#### Task details:
Repeat the records verbatim and leave the pictures out of your copy.

##### Material

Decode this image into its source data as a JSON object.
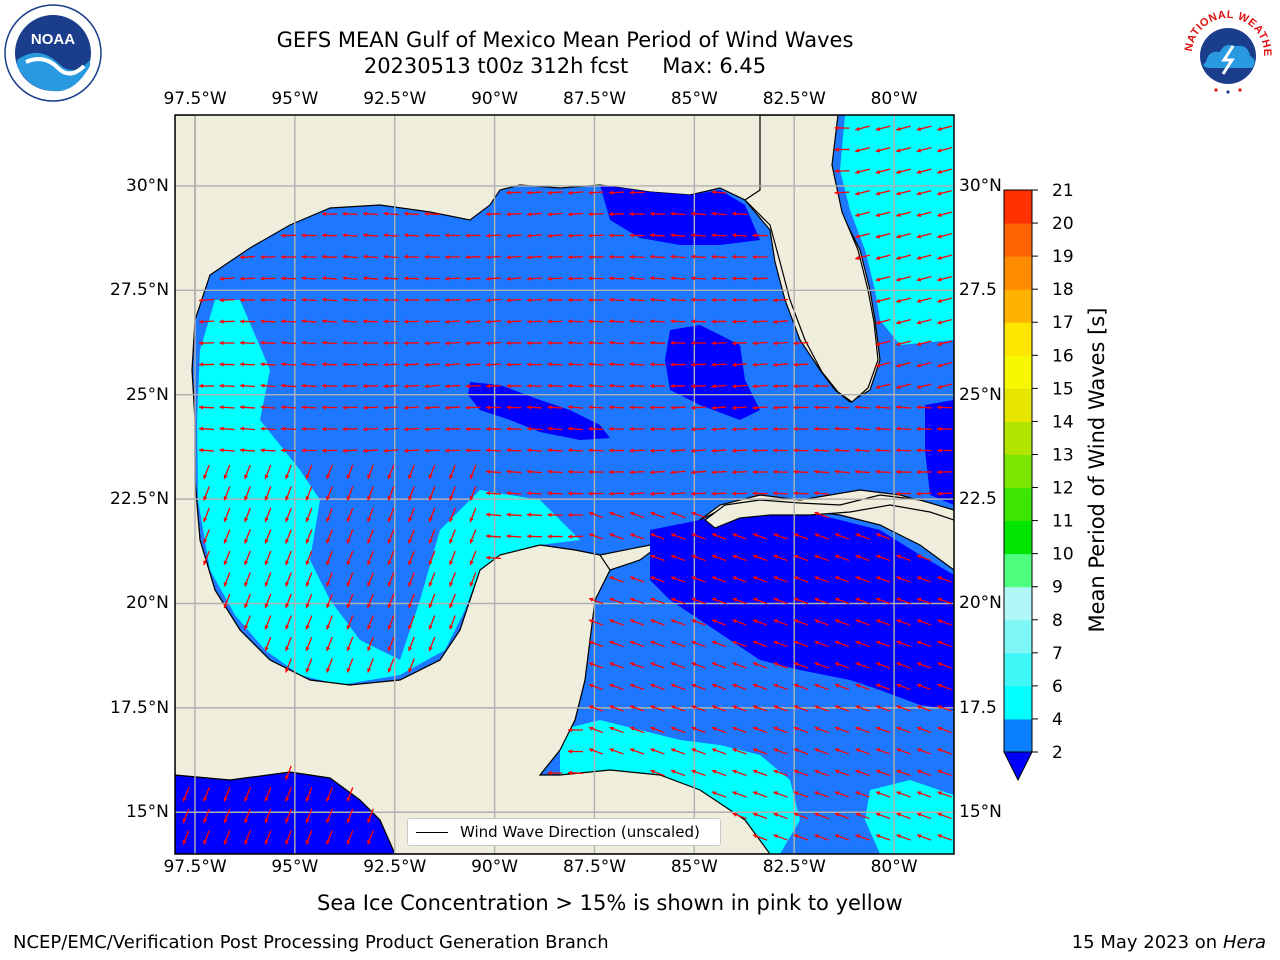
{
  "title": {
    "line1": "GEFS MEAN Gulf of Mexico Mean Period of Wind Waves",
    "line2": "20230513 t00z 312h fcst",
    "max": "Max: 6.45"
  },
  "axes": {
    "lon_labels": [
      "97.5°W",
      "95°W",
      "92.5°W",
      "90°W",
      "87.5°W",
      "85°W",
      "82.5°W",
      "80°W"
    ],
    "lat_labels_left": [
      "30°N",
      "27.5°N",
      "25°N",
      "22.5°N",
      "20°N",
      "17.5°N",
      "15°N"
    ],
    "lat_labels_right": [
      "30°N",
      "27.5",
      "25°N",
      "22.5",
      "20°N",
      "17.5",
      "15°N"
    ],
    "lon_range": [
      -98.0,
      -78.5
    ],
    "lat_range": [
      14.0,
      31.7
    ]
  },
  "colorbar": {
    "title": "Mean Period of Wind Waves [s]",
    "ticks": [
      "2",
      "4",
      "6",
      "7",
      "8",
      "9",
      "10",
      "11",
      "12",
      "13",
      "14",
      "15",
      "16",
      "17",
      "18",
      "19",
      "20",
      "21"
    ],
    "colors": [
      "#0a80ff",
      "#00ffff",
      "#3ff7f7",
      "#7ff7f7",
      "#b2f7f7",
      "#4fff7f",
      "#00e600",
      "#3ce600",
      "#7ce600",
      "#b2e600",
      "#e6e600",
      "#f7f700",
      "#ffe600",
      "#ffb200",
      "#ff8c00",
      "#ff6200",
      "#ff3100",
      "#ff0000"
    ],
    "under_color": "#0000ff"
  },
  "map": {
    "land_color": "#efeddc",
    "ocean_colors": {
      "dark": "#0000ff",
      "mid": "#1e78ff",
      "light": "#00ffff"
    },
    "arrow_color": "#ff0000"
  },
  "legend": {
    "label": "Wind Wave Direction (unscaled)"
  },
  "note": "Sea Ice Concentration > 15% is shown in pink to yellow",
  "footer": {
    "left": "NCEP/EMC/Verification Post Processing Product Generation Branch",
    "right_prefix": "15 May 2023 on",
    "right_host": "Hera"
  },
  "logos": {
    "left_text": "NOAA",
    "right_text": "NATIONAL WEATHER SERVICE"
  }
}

##########

#### Task output:
Decode this image into its source data as a JSON object.
{
  "title": {
    "line1": "GEFS MEAN Gulf of Mexico Mean Period of Wind Waves",
    "line2": "20230513 t00z 312h fcst",
    "max": "Max: 6.45"
  },
  "axes": {
    "lon_labels": [
      "97.5°W",
      "95°W",
      "92.5°W",
      "90°W",
      "87.5°W",
      "85°W",
      "82.5°W",
      "80°W"
    ],
    "lat_labels_left": [
      "30°N",
      "27.5°N",
      "25°N",
      "22.5°N",
      "20°N",
      "17.5°N",
      "15°N"
    ],
    "lat_labels_right": [
      "30°N",
      "27.5",
      "25°N",
      "22.5",
      "20°N",
      "17.5",
      "15°N"
    ],
    "lon_range": [
      -98.0,
      -78.5
    ],
    "lat_range": [
      14.0,
      31.7
    ]
  },
  "colorbar": {
    "title": "Mean Period of Wind Waves [s]",
    "ticks": [
      "2",
      "4",
      "6",
      "7",
      "8",
      "9",
      "10",
      "11",
      "12",
      "13",
      "14",
      "15",
      "16",
      "17",
      "18",
      "19",
      "20",
      "21"
    ],
    "colors": [
      "#0a80ff",
      "#00ffff",
      "#3ff7f7",
      "#7ff7f7",
      "#b2f7f7",
      "#4fff7f",
      "#00e600",
      "#3ce600",
      "#7ce600",
      "#b2e600",
      "#e6e600",
      "#f7f700",
      "#ffe600",
      "#ffb200",
      "#ff8c00",
      "#ff6200",
      "#ff3100",
      "#ff0000"
    ],
    "under_color": "#0000ff"
  },
  "map": {
    "land_color": "#efeddc",
    "ocean_colors": {
      "dark": "#0000ff",
      "mid": "#1e78ff",
      "light": "#00ffff"
    },
    "arrow_color": "#ff0000"
  },
  "legend": {
    "label": "Wind Wave Direction (unscaled)"
  },
  "note": "Sea Ice Concentration > 15% is shown in pink to yellow",
  "footer": {
    "left": "NCEP/EMC/Verification Post Processing Product Generation Branch",
    "right_prefix": "15 May 2023 on",
    "right_host": "Hera"
  },
  "logos": {
    "left_text": "NOAA",
    "right_text": "NATIONAL WEATHER SERVICE"
  }
}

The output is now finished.